> _Short task_
Wherever the string "dakido" appears in a line, extract that line.

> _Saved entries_
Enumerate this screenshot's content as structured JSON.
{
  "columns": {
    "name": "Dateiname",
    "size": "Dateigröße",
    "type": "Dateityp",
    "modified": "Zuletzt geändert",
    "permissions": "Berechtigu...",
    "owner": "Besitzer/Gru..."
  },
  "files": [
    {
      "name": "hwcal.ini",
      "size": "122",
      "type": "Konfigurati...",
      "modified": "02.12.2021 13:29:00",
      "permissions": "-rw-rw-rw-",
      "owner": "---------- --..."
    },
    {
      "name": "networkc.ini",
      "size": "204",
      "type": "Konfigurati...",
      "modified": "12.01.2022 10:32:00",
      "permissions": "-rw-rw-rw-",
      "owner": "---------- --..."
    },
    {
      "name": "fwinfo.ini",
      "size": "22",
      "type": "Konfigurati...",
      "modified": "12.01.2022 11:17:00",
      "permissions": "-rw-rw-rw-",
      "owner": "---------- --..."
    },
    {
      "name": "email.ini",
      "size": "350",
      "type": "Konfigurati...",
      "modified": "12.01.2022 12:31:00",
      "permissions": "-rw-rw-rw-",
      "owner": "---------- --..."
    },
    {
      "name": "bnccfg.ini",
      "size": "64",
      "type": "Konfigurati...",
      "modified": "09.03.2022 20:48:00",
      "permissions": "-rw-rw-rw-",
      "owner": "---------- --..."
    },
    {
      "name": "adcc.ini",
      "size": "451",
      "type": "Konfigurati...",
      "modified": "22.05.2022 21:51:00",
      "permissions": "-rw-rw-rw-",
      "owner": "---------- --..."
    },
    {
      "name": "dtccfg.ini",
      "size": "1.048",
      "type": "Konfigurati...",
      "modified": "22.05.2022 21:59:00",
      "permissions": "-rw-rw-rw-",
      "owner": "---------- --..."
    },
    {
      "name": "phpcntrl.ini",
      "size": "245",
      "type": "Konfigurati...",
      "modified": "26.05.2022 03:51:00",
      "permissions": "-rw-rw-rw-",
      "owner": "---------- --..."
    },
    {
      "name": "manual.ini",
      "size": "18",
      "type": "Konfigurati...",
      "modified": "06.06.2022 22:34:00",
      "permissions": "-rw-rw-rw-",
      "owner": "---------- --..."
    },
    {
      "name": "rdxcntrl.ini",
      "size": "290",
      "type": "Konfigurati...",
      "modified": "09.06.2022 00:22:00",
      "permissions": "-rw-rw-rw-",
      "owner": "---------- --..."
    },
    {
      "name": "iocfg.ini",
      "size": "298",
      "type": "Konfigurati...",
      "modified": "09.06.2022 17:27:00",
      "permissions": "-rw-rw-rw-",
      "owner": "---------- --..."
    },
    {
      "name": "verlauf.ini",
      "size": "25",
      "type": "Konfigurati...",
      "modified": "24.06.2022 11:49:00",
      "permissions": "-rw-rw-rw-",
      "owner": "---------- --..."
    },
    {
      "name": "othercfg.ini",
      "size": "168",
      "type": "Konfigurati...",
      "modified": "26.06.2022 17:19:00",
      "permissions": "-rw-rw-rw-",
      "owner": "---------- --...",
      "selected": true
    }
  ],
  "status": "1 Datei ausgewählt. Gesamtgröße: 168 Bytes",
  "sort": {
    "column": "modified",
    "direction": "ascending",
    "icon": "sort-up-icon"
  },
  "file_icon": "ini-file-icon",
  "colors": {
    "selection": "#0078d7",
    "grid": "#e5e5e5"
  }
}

---

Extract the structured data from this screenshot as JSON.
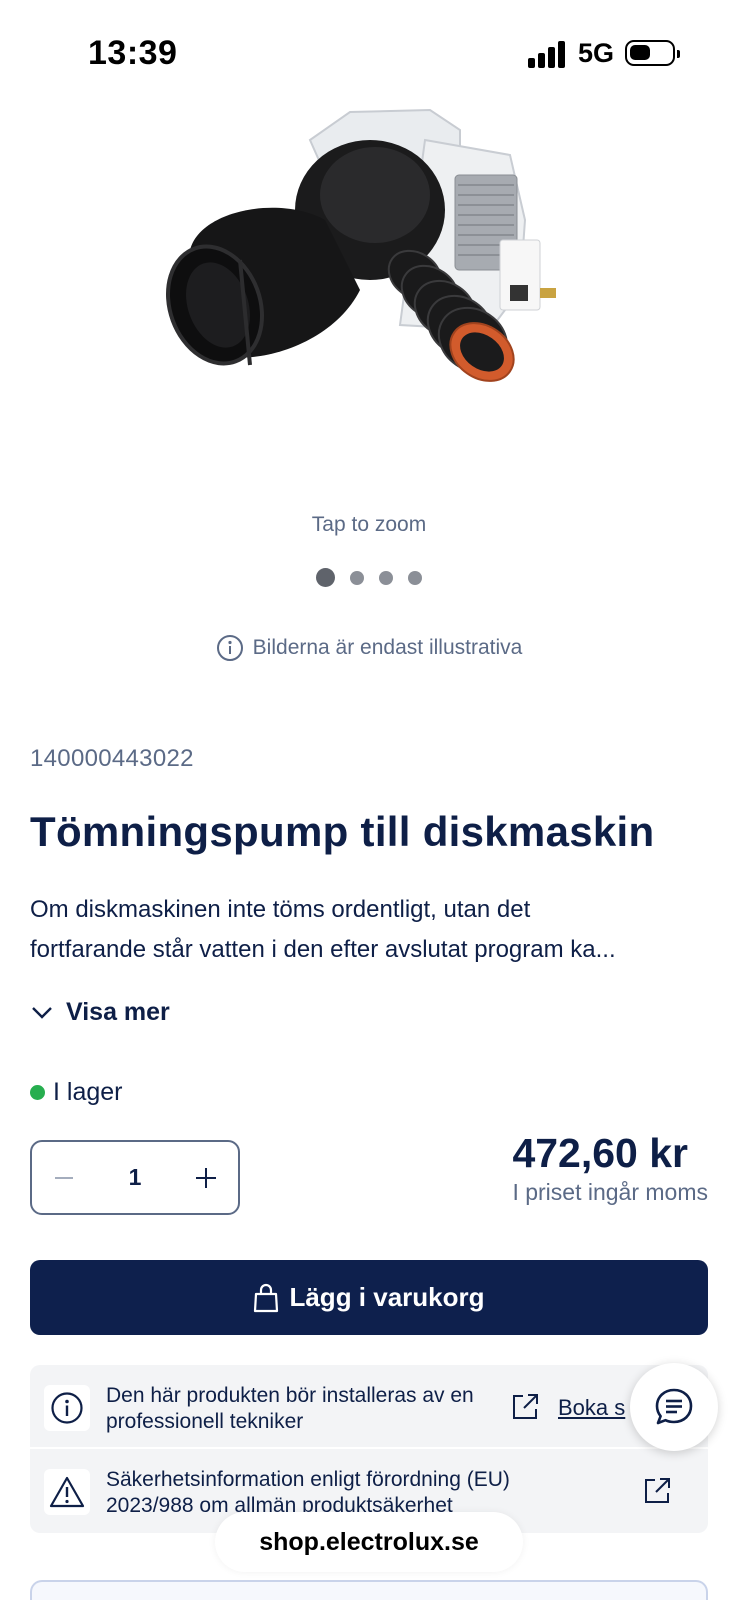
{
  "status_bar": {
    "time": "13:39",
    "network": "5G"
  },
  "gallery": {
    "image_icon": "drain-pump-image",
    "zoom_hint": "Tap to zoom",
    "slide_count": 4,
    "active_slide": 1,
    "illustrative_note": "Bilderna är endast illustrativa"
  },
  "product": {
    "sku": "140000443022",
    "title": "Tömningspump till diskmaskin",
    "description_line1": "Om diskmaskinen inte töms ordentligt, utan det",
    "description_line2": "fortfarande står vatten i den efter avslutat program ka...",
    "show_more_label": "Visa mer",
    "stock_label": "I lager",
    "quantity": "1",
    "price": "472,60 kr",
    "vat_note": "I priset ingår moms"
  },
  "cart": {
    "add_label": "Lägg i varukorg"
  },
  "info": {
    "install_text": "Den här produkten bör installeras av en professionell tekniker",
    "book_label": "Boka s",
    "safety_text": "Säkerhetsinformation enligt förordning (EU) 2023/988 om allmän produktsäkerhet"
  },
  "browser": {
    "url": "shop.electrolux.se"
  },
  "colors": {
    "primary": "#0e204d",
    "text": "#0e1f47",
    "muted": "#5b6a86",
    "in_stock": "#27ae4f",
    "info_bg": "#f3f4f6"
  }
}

---

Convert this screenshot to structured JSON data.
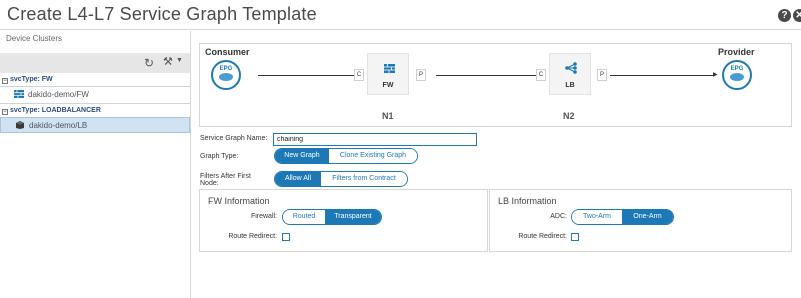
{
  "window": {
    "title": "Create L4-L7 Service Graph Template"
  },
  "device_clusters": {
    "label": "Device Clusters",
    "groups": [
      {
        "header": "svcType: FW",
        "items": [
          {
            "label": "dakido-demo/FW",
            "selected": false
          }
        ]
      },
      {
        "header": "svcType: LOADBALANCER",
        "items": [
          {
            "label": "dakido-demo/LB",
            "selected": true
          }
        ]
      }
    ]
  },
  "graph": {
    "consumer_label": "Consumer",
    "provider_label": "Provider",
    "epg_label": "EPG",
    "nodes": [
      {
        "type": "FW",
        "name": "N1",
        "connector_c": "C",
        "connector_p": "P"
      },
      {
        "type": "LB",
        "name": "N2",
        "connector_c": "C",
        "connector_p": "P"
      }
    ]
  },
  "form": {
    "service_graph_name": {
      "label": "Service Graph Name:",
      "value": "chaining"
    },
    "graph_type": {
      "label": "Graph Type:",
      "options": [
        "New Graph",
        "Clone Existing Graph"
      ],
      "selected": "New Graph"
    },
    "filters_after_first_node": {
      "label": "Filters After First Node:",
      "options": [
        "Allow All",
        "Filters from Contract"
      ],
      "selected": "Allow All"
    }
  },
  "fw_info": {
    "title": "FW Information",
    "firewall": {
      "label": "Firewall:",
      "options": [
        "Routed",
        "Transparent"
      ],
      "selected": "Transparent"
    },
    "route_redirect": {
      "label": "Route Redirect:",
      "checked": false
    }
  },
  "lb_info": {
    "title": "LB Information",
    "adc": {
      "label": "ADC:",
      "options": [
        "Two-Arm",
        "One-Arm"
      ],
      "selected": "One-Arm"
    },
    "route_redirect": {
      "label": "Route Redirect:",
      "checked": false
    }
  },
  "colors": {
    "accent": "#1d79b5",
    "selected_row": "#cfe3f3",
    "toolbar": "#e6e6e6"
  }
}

> _Answer to the exercise_
            "label": "dakido-demo/FW",
            "label": "dakido-demo/LB",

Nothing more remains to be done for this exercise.